**Texto proporcionado:**
-=-=-

Nada de ficción científica ni de utópico ni de extravagante: los Estados de su atlas imaginario se asemejan a los estados que existen en la realidad, sólo que éstos se han vuelto más familiares y adueñables, identificándose enteramente con un número limitado de emblemas tranquilizadores. Inventaba inclusive el nombre de la capital y ponía un matasellos circular para anularlos, con le cual el efecto de realidad era cada vez más convincente. A veces la composición comprendía también el sobre con todos sus sellos y matasellos, la dirección escrita a mano con una caligrafía inventada, nombres de personas y de lugares inventados pero siempre casi verosímiles.

La fascinación de los sellos postales nace siempre en la infancia; la mueve al mismo tiempo la pasión por el exotismo y por lo sistemático de la serie. Desde pequeño Donald Evans, norteamericano de New Jersey, además de coleccionar sellos postales, empieza a inventar otros nuevos, lo que quiere decir inventar una geografía y una Historia paralelas a las del mundo reconocido por los demás. Evans crece pero no abandona nunca del todo esta pasión infantil aunque, si bien ha practicado la primera al margen de sus estudios de arquitectura, la esconde, avergonzándose casi.

-=-=-

**Conjunto de datos:**
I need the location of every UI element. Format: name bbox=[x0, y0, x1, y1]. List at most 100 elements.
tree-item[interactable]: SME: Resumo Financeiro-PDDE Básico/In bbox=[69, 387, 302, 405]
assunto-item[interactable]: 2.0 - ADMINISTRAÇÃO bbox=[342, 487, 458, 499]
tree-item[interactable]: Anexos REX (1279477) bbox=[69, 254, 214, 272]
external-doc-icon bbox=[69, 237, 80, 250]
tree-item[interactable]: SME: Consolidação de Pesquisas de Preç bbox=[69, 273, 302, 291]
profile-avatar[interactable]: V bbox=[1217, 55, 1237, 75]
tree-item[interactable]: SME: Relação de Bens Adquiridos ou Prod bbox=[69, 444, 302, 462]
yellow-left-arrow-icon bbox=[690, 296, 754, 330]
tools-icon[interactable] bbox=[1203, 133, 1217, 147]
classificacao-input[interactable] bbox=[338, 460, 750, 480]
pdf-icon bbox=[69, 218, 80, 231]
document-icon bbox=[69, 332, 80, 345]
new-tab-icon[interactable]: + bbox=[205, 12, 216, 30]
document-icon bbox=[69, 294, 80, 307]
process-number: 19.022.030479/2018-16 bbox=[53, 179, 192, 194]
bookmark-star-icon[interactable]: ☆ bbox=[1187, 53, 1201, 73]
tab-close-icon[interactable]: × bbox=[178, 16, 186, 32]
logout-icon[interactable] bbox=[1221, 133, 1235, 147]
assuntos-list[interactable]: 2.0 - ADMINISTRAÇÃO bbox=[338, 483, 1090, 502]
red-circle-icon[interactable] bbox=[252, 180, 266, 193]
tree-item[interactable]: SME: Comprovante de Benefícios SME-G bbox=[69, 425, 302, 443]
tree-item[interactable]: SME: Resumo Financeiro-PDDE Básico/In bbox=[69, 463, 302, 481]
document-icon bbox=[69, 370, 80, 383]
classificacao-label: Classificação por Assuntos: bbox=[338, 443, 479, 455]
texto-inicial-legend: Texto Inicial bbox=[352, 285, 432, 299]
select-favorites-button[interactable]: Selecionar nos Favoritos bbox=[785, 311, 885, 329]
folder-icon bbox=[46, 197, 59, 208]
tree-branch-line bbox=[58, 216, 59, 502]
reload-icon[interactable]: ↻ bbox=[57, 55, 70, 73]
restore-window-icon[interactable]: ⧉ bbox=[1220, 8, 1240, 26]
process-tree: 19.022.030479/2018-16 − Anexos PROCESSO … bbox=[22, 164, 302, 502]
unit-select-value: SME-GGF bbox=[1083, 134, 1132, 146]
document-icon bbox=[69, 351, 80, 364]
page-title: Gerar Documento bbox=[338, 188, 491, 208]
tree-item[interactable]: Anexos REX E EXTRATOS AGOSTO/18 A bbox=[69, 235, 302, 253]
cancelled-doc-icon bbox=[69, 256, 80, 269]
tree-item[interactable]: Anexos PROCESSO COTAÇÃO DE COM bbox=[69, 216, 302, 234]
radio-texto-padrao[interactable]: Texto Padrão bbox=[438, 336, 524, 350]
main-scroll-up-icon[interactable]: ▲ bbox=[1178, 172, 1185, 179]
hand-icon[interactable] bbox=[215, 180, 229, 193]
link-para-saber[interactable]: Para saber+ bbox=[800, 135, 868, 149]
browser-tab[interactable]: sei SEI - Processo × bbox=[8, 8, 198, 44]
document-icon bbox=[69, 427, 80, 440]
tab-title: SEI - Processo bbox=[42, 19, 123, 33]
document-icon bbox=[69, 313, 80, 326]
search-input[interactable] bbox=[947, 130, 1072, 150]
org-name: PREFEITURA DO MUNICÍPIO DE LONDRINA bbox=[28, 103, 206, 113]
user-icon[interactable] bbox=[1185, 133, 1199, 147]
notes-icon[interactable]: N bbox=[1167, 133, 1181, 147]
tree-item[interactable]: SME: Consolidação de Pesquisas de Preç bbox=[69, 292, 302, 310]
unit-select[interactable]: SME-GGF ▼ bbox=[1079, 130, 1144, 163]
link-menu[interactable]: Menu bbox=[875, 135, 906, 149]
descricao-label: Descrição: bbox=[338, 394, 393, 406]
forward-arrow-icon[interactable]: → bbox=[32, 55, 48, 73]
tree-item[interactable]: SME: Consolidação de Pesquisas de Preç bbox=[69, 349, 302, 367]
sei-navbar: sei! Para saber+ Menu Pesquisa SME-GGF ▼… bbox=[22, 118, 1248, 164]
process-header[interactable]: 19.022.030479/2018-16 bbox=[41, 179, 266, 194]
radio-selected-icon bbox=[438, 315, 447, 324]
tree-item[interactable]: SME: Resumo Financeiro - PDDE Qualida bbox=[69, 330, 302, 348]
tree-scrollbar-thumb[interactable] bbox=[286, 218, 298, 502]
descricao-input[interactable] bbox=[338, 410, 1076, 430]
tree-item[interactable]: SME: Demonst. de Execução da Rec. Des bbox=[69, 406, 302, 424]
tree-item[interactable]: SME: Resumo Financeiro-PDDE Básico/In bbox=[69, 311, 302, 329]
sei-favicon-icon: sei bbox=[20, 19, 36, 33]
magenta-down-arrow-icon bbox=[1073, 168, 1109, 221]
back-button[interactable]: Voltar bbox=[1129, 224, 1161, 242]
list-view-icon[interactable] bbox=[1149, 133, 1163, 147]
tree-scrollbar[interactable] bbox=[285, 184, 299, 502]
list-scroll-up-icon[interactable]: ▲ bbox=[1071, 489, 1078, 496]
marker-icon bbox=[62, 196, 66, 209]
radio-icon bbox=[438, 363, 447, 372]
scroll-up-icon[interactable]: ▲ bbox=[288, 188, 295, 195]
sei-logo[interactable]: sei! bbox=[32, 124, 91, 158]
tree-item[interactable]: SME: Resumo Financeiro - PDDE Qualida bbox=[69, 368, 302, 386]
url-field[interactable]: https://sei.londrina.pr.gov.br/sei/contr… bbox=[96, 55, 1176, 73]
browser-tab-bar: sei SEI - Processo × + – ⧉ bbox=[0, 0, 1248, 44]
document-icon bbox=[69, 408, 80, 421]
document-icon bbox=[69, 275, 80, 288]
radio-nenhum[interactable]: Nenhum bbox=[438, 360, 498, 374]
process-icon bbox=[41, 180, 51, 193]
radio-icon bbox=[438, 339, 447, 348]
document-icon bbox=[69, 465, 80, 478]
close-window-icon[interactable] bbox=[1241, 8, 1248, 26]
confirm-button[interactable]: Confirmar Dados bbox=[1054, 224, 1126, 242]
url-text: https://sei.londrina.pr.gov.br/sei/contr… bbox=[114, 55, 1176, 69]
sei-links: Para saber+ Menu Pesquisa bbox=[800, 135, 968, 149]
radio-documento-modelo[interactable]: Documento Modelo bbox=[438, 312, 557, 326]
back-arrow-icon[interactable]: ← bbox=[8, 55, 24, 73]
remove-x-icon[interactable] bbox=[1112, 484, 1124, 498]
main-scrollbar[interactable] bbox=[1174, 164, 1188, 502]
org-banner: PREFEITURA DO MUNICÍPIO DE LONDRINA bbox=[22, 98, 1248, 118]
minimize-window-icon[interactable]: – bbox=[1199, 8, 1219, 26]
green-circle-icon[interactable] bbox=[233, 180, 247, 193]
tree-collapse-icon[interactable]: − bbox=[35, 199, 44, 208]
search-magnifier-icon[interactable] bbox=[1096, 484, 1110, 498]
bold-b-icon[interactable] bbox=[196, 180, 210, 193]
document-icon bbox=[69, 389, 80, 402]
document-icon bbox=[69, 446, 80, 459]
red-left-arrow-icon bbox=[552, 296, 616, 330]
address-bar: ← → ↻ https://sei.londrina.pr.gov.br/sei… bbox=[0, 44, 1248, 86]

-=-=-

**Instrucción 1:**
Sustituye "emblemas" por "símbolos" en el texto sobre los sellos inventados y copia el fragmento que comienza con "Nada de ficción" y continúa hasta "siempre casi verosímiles." con ese cambio.
**Instrucción 2:**
Prosigue el texto sobre los sellos postales de Donald Evans a partir del punto en que se interrumpe.

**Respuesta 1:**
Nada de ficción científica ni de utópico ni de extravagante: los Estados de su atlas imaginario se asemejan a los estados que existen en la realidad, sólo que éstos se han vuelto más familiares y adueñables, identificándose enteramente con un número limitado de símbolos tranquilizadores. Inventaba inclusive el nombre de la capital y ponía un matasellos circular para anularlos, con le cual el efecto de realidad era cada vez más convincente. A veces la composición comprendía también el sobre con todos sus sellos y matasellos, la dirección escrita a mano con una caligrafía inventada, nombres de personas y de lugares inventados pero siempre casi verosímiles.

**Respuesta 2:**
Estamos en Nueva York a fines de los años cincuenta, en la época del dominio indiscutido del expresionismo abstracto. Pero poco después el advenimiento del pop‑art convence a Evans de que sus primeras preferencias figurativas corresponden a las orientaciones artísticas más actuales. Se le abre el camino para lanzarse como pintor de éxito, pero a él lo único que le interesa es la tranquilidad de vivir haciendo lo que más le gusta. En los años setenta no hace más que pintar sellos, cerca de 4.000, distribuidos en 42 países imaginarios; presenta una exposición todos los años pero se queda en Nueva York lo menos posible. Vive casi siempre en Europa, sobre todo en Holanda, hasta el incendio en el que pierde la vida, en Amsterdam, a los treinta y un años apenas. El libro que me lo dio a conocer es la prueba de que un círculo de amigos y de conocedores tributa a su figura y a su obra un culto como a la memoria de un santo (The World of Donald Evans, text by Willy Eisenhart, New York). La breve vida de Donald Evans (1945‑1977) es minuciosamente reconstruida y su obra minuciosamente comentada por Willy Eisenhart como introducción a las ochenta y cinco láminas en colores presentadas como un álbum de colección en orden alfabético de países imaginarios. La colección de sellos es al mismo tiempo colección de gallinas, molinos de viento, dirigibles, sillas, palmeras, mariposas y cualquier otro ejemplar de la fauna y de la flora (más aún, «Fauna and Flora» es el nombre de un reino federado que figura no se sabe dónde en la geografía evansiana, seguramente en comarcas nórdicas). En realidad Evans adora las clasificaciones, las nomenclaturas, los catálogos, los muestrarios y ¿qué mejor para expresar esta pasión serial que las series filatélicas? «Catálogo del mundo» es el título que se proponía dar a la totalidad de su obra.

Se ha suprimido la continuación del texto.